**WHAT NEEDS TO BE DONE:** Read the data and repeat all of it exactly.
::: RECORD SET :::
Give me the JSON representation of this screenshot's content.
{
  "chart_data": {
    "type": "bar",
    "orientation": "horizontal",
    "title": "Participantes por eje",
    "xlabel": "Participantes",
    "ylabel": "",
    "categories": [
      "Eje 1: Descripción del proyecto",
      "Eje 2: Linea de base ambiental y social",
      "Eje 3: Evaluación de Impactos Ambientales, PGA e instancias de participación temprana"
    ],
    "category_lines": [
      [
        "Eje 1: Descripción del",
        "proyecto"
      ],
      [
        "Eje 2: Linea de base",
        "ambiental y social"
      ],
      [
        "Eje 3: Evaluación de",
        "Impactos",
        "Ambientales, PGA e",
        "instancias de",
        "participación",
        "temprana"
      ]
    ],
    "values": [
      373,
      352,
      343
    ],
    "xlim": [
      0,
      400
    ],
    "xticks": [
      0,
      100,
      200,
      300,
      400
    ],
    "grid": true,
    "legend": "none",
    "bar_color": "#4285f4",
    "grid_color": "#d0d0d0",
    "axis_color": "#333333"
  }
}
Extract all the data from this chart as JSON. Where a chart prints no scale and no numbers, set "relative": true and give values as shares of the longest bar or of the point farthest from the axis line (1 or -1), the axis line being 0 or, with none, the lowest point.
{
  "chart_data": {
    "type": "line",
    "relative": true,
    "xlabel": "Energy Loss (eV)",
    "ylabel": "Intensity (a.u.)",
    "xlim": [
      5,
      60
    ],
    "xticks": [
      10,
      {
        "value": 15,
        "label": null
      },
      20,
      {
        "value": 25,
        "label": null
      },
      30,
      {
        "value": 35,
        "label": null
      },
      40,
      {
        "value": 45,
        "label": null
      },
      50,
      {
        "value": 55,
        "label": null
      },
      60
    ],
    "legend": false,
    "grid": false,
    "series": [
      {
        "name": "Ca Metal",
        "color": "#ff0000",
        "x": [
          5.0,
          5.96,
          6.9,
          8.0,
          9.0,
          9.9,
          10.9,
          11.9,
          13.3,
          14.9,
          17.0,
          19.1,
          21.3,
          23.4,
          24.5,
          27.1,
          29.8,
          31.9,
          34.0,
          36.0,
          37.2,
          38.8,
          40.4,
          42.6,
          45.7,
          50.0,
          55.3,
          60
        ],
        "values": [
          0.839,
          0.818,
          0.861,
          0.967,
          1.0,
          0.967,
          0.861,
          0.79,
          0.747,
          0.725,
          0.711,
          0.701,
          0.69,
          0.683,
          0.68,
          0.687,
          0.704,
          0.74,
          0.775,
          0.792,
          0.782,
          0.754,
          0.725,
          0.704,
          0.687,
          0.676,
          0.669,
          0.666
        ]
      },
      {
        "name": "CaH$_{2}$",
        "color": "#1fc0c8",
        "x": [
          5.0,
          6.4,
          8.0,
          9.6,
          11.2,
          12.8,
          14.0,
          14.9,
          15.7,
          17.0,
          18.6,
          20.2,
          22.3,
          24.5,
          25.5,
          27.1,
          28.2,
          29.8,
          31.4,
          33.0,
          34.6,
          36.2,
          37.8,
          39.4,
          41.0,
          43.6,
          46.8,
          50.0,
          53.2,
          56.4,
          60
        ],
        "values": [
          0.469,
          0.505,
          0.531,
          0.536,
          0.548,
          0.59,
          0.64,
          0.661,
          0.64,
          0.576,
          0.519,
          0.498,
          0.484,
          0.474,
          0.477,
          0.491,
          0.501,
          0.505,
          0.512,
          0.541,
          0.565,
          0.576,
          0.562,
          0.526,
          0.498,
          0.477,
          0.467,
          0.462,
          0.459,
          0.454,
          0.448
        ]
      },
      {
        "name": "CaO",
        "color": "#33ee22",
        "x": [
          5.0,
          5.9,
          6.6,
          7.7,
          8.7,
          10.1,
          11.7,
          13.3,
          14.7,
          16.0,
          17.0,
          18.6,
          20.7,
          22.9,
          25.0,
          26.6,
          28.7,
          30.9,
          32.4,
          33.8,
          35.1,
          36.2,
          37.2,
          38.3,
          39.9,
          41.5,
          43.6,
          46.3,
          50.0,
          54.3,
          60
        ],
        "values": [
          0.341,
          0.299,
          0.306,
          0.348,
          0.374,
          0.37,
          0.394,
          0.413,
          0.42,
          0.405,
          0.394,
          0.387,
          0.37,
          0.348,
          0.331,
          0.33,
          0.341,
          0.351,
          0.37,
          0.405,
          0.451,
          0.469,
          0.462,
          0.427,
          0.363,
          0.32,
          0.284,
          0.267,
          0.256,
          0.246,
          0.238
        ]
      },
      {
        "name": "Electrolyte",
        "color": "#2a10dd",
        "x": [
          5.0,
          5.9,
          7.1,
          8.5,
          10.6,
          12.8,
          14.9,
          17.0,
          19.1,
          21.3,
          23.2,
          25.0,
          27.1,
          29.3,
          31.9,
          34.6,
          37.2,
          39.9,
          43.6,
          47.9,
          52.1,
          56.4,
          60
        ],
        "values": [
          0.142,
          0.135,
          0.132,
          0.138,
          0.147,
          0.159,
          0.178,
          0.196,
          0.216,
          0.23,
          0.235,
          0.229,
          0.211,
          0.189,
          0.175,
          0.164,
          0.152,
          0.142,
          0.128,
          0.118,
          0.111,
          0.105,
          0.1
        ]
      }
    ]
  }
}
:::
**TASK ANSWER:**
Give me the JSON representation of this screenshot's content.
{
  "chart_data": {
    "type": "bar",
    "orientation": "horizontal",
    "title": "Participantes por eje",
    "xlabel": "Participantes",
    "ylabel": "",
    "categories": [
      "Eje 1: Descripción del proyecto",
      "Eje 2: Linea de base ambiental y social",
      "Eje 3: Evaluación de Impactos Ambientales, PGA e instancias de participación temprana"
    ],
    "category_lines": [
      [
        "Eje 1: Descripción del",
        "proyecto"
      ],
      [
        "Eje 2: Linea de base",
        "ambiental y social"
      ],
      [
        "Eje 3: Evaluación de",
        "Impactos",
        "Ambientales, PGA e",
        "instancias de",
        "participación",
        "temprana"
      ]
    ],
    "values": [
      373,
      352,
      343
    ],
    "xlim": [
      0,
      400
    ],
    "xticks": [
      0,
      100,
      200,
      300,
      400
    ],
    "grid": true,
    "legend": "none",
    "bar_color": "#4285f4",
    "grid_color": "#d0d0d0",
    "axis_color": "#333333"
  }
}
Extract all the data from this chart as JSON. Where a chart prints no scale and no numbers, set "relative": true and give values as shares of the longest bar or of the point farthest from the axis line (1 or -1), the axis line being 0 or, with none, the lowest point.
{
  "chart_data": {
    "type": "line",
    "relative": true,
    "xlabel": "Energy Loss (eV)",
    "ylabel": "Intensity (a.u.)",
    "xlim": [
      5,
      60
    ],
    "xticks": [
      10,
      {
        "value": 15,
        "label": null
      },
      20,
      {
        "value": 25,
        "label": null
      },
      30,
      {
        "value": 35,
        "label": null
      },
      40,
      {
        "value": 45,
        "label": null
      },
      50,
      {
        "value": 55,
        "label": null
      },
      60
    ],
    "legend": false,
    "grid": false,
    "series": [
      {
        "name": "Ca Metal",
        "color": "#ff0000",
        "x": [
          5.0,
          5.96,
          6.9,
          8.0,
          9.0,
          9.9,
          10.9,
          11.9,
          13.3,
          14.9,
          17.0,
          19.1,
          21.3,
          23.4,
          24.5,
          27.1,
          29.8,
          31.9,
          34.0,
          36.0,
          37.2,
          38.8,
          40.4,
          42.6,
          45.7,
          50.0,
          55.3,
          60
        ],
        "values": [
          0.839,
          0.818,
          0.861,
          0.967,
          1.0,
          0.967,
          0.861,
          0.79,
          0.747,
          0.725,
          0.711,
          0.701,
          0.69,
          0.683,
          0.68,
          0.687,
          0.704,
          0.74,
          0.775,
          0.792,
          0.782,
          0.754,
          0.725,
          0.704,
          0.687,
          0.676,
          0.669,
          0.666
        ]
      },
      {
        "name": "CaH$_{2}$",
        "color": "#1fc0c8",
        "x": [
          5.0,
          6.4,
          8.0,
          9.6,
          11.2,
          12.8,
          14.0,
          14.9,
          15.7,
          17.0,
          18.6,
          20.2,
          22.3,
          24.5,
          25.5,
          27.1,
          28.2,
          29.8,
          31.4,
          33.0,
          34.6,
          36.2,
          37.8,
          39.4,
          41.0,
          43.6,
          46.8,
          50.0,
          53.2,
          56.4,
          60
        ],
        "values": [
          0.469,
          0.505,
          0.531,
          0.536,
          0.548,
          0.59,
          0.64,
          0.661,
          0.64,
          0.576,
          0.519,
          0.498,
          0.484,
          0.474,
          0.477,
          0.491,
          0.501,
          0.505,
          0.512,
          0.541,
          0.565,
          0.576,
          0.562,
          0.526,
          0.498,
          0.477,
          0.467,
          0.462,
          0.459,
          0.454,
          0.448
        ]
      },
      {
        "name": "CaO",
        "color": "#33ee22",
        "x": [
          5.0,
          5.9,
          6.6,
          7.7,
          8.7,
          10.1,
          11.7,
          13.3,
          14.7,
          16.0,
          17.0,
          18.6,
          20.7,
          22.9,
          25.0,
          26.6,
          28.7,
          30.9,
          32.4,
          33.8,
          35.1,
          36.2,
          37.2,
          38.3,
          39.9,
          41.5,
          43.6,
          46.3,
          50.0,
          54.3,
          60
        ],
        "values": [
          0.341,
          0.299,
          0.306,
          0.348,
          0.374,
          0.37,
          0.394,
          0.413,
          0.42,
          0.405,
          0.394,
          0.387,
          0.37,
          0.348,
          0.331,
          0.33,
          0.341,
          0.351,
          0.37,
          0.405,
          0.451,
          0.469,
          0.462,
          0.427,
          0.363,
          0.32,
          0.284,
          0.267,
          0.256,
          0.246,
          0.238
        ]
      },
      {
        "name": "Electrolyte",
        "color": "#2a10dd",
        "x": [
          5.0,
          5.9,
          7.1,
          8.5,
          10.6,
          12.8,
          14.9,
          17.0,
          19.1,
          21.3,
          23.2,
          25.0,
          27.1,
          29.3,
          31.9,
          34.6,
          37.2,
          39.9,
          43.6,
          47.9,
          52.1,
          56.4,
          60
        ],
        "values": [
          0.142,
          0.135,
          0.132,
          0.138,
          0.147,
          0.159,
          0.178,
          0.196,
          0.216,
          0.23,
          0.235,
          0.229,
          0.211,
          0.189,
          0.175,
          0.164,
          0.152,
          0.142,
          0.128,
          0.118,
          0.111,
          0.105,
          0.1
        ]
      }
    ]
  }
}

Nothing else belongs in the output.